§ SHORT PROBLEM:
Return all of the lines below exactly as they are.

[Collected data]
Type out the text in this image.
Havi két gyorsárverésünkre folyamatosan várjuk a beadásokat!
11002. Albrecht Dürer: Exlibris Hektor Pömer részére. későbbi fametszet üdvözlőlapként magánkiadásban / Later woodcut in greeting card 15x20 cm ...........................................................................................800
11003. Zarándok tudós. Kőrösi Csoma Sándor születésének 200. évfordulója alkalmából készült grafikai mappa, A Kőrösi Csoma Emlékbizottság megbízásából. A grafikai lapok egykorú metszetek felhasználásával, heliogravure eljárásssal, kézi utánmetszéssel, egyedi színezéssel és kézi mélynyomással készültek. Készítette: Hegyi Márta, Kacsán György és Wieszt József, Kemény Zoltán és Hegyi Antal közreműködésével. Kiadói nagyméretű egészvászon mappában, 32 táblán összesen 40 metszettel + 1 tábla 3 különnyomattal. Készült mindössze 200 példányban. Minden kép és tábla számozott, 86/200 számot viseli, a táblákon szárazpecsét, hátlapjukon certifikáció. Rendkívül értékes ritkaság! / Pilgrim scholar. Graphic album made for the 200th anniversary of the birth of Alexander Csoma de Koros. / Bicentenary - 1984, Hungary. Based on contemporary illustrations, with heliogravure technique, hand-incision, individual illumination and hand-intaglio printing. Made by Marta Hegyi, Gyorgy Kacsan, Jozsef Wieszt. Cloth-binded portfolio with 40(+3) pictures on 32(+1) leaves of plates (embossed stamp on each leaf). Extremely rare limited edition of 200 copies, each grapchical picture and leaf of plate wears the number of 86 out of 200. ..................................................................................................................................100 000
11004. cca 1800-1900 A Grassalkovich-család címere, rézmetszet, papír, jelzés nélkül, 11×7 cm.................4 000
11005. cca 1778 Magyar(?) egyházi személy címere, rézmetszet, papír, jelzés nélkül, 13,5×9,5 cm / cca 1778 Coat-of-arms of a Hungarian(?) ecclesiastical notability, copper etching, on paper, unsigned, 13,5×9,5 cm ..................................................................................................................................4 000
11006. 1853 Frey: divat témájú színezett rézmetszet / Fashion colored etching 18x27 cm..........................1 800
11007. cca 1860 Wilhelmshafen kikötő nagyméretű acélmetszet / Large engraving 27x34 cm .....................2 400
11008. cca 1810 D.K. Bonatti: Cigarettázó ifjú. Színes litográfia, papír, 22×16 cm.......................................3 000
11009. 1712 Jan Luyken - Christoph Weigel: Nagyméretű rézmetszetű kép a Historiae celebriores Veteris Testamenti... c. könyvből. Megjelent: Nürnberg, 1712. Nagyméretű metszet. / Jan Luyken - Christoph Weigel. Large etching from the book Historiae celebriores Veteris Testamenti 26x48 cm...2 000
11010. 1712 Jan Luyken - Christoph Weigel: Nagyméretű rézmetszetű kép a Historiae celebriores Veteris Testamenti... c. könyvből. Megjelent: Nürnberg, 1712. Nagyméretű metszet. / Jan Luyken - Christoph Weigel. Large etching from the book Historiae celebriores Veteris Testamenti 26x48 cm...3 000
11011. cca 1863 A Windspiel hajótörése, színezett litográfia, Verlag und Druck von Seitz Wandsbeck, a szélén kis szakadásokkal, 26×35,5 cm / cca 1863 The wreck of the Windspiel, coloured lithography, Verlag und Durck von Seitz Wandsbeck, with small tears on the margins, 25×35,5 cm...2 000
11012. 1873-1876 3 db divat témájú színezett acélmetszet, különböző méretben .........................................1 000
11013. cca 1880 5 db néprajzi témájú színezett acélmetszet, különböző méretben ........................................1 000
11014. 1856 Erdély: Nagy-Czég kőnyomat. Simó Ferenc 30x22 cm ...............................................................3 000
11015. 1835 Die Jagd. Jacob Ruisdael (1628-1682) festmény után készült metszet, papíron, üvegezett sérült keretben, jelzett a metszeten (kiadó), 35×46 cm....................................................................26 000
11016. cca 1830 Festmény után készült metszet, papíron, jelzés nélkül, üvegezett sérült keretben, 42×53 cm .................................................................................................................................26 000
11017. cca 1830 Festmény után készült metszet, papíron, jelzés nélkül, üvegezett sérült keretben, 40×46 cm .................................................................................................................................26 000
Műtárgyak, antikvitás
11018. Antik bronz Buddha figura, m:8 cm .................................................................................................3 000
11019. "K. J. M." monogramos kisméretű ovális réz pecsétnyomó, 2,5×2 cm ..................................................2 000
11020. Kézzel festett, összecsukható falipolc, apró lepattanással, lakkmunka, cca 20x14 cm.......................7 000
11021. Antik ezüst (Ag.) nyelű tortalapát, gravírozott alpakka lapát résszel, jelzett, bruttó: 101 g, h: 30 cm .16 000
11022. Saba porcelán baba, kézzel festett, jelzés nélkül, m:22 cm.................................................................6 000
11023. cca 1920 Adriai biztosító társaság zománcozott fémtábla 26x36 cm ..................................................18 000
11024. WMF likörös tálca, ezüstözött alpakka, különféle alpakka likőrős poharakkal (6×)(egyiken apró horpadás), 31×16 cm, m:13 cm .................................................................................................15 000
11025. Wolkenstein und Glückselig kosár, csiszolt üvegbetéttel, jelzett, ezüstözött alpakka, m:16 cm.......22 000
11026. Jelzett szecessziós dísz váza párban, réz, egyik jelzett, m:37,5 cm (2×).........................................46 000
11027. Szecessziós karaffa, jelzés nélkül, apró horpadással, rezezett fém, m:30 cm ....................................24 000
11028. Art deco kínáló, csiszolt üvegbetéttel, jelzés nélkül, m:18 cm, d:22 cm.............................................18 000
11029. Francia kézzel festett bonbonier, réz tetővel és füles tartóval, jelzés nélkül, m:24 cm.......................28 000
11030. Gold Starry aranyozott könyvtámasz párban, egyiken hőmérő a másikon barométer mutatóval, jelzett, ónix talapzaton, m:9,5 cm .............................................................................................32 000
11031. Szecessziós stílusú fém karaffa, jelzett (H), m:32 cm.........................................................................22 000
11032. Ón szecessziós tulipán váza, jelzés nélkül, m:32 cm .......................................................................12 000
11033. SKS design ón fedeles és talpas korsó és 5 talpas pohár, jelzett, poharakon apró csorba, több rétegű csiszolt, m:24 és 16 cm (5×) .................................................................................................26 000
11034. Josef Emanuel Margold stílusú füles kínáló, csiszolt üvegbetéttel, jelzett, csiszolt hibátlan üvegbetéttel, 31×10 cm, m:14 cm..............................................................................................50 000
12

§ TASK ANSWER:
Type out the text in this image.
Havi két gyorsárverésünkre folyamatosan várjuk a beadásokat!
11002. Albrecht Dürer: Exlibris Hektor Pömer részére. későbbi fametszet üdvözlőlapként magánkiadásban / Later woodcut in greeting card 15x20 cm ...........................................................................................800
11003. Zarándok tudós. Kőrösi Csoma Sándor születésének 200. évfordulója alkalmából készült grafikai mappa, A Kőrösi Csoma Emlékbizottság megbízásából. A grafikai lapok egykorú metszetek felhasználásával, heliogravure eljárásssal, kézi utánmetszéssel, egyedi színezéssel és kézi mélynyomással készültek. Készítette: Hegyi Márta, Kacsán György és Wieszt József, Kemény Zoltán és Hegyi Antal közreműködésével. Kiadói nagyméretű egészvászon mappában, 32 táblán összesen 40 metszettel + 1 tábla 3 különnyomattal. Készült mindössze 200 példányban. Minden kép és tábla számozott, 86/200 számot viseli, a táblákon szárazpecsét, hátlapjukon certifikáció. Rendkívül értékes ritkaság! / Pilgrim scholar. Graphic album made for the 200th anniversary of the birth of Alexander Csoma de Koros. / Bicentenary - 1984, Hungary. Based on contemporary illustrations, with heliogravure technique, hand-incision, individual illumination and hand-intaglio printing. Made by Marta Hegyi, Gyorgy Kacsan, Jozsef Wieszt. Cloth-binded portfolio with 40(+3) pictures on 32(+1) leaves of plates (embossed stamp on each leaf). Extremely rare limited edition of 200 copies, each grapchical picture and leaf of plate wears the number of 86 out of 200. ..................................................................................................................................100 000
11004. cca 1800-1900 A Grassalkovich-család címere, rézmetszet, papír, jelzés nélkül, 11×7 cm.................4 000
11005. cca 1778 Magyar(?) egyházi személy címere, rézmetszet, papír, jelzés nélkül, 13,5×9,5 cm / cca 1778 Coat-of-arms of a Hungarian(?) ecclesiastical notability, copper etching, on paper, unsigned, 13,5×9,5 cm ..................................................................................................................................4 000
11006. 1853 Frey: divat témájú színezett rézmetszet / Fashion colored etching 18x27 cm..........................1 800
11007. cca 1860 Wilhelmshafen kikötő nagyméretű acélmetszet / Large engraving 27x34 cm .....................2 400
11008. cca 1810 D.K. Bonatti: Cigarettázó ifjú. Színes litográfia, papír, 22×16 cm.......................................3 000
11009. 1712 Jan Luyken - Christoph Weigel: Nagyméretű rézmetszetű kép a Historiae celebriores Veteris Testamenti... c. könyvből. Megjelent: Nürnberg, 1712. Nagyméretű metszet. / Jan Luyken - Christoph Weigel. Large etching from the book Historiae celebriores Veteris Testamenti 26x48 cm...2 000
11010. 1712 Jan Luyken - Christoph Weigel: Nagyméretű rézmetszetű kép a Historiae celebriores Veteris Testamenti... c. könyvből. Megjelent: Nürnberg, 1712. Nagyméretű metszet. / Jan Luyken - Christoph Weigel. Large etching from the book Historiae celebriores Veteris Testamenti 26x48 cm...3 000
11011. cca 1863 A Windspiel hajótörése, színezett litográfia, Verlag und Druck von Seitz Wandsbeck, a szélén kis szakadásokkal, 26×35,5 cm / cca 1863 The wreck of the Windspiel, coloured lithography, Verlag und Durck von Seitz Wandsbeck, with small tears on the margins, 25×35,5 cm...2 000
11012. 1873-1876 3 db divat témájú színezett acélmetszet, különböző méretben .........................................1 000
11013. cca 1880 5 db néprajzi témájú színezett acélmetszet, különböző méretben ........................................1 000
11014. 1856 Erdély: Nagy-Czég kőnyomat. Simó Ferenc 30x22 cm ...............................................................3 000
11015. 1835 Die Jagd. Jacob Ruisdael (1628-1682) festmény után készült metszet, papíron, üvegezett sérült keretben, jelzett a metszeten (kiadó), 35×46 cm....................................................................26 000
11016. cca 1830 Festmény után készült metszet, papíron, jelzés nélkül, üvegezett sérült keretben, 42×53 cm .................................................................................................................................26 000
11017. cca 1830 Festmény után készült metszet, papíron, jelzés nélkül, üvegezett sérült keretben, 40×46 cm .................................................................................................................................26 000
Műtárgyak, antikvitás
11018. Antik bronz Buddha figura, m:8 cm .................................................................................................3 000
11019. "K. J. M." monogramos kisméretű ovális réz pecsétnyomó, 2,5×2 cm ..................................................2 000
11020. Kézzel festett, összecsukható falipolc, apró lepattanással, lakkmunka, cca 20x14 cm.......................7 000
11021. Antik ezüst (Ag.) nyelű tortalapát, gravírozott alpakka lapát résszel, jelzett, bruttó: 101 g, h: 30 cm .16 000
11022. Saba porcelán baba, kézzel festett, jelzés nélkül, m:22 cm.................................................................6 000
11023. cca 1920 Adriai biztosító társaság zománcozott fémtábla 26x36 cm ..................................................18 000
11024. WMF likörös tálca, ezüstözött alpakka, különféle alpakka likőrős poharakkal (6×)(egyiken apró horpadás), 31×16 cm, m:13 cm .................................................................................................15 000
11025. Wolkenstein und Glückselig kosár, csiszolt üvegbetéttel, jelzett, ezüstözött alpakka, m:16 cm.......22 000
11026. Jelzett szecessziós dísz váza párban, réz, egyik jelzett, m:37,5 cm (2×).........................................46 000
11027. Szecessziós karaffa, jelzés nélkül, apró horpadással, rezezett fém, m:30 cm ....................................24 000
11028. Art deco kínáló, csiszolt üvegbetéttel, jelzés nélkül, m:18 cm, d:22 cm.............................................18 000
11029. Francia kézzel festett bonbonier, réz tetővel és füles tartóval, jelzés nélkül, m:24 cm.......................28 000
11030. Gold Starry aranyozott könyvtámasz párban, egyiken hőmérő a másikon barométer mutatóval, jelzett, ónix talapzaton, m:9,5 cm .............................................................................................32 000
11031. Szecessziós stílusú fém karaffa, jelzett (H), m:32 cm.........................................................................22 000
11032. Ón szecessziós tulipán váza, jelzés nélkül, m:32 cm .......................................................................12 000
11033. SKS design ón fedeles és talpas korsó és 5 talpas pohár, jelzett, poharakon apró csorba, több rétegű csiszolt, m:24 és 16 cm (5×) .................................................................................................26 000
11034. Josef Emanuel Margold stílusú füles kínáló, csiszolt üvegbetéttel, jelzett, csiszolt hibátlan üvegbetéttel, 31×10 cm, m:14 cm..............................................................................................50 000
12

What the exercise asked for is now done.